>> start

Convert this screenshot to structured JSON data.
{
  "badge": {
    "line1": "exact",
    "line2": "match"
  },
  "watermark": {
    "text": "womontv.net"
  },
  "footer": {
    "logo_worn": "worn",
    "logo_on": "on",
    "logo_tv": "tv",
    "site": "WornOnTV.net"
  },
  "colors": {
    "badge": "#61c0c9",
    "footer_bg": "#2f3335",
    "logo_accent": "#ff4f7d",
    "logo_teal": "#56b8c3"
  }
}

>> end

Give back each line above precisely as it stands.

Convert this screenshot to structured JSON data.
{
  "badge": {
    "line1": "exact",
    "line2": "match"
  },
  "watermark": {
    "text": "womontv.net"
  },
  "footer": {
    "logo_worn": "worn",
    "logo_on": "on",
    "logo_tv": "tv",
    "site": "WornOnTV.net"
  },
  "colors": {
    "badge": "#61c0c9",
    "footer_bg": "#2f3335",
    "logo_accent": "#ff4f7d",
    "logo_teal": "#56b8c3"
  }
}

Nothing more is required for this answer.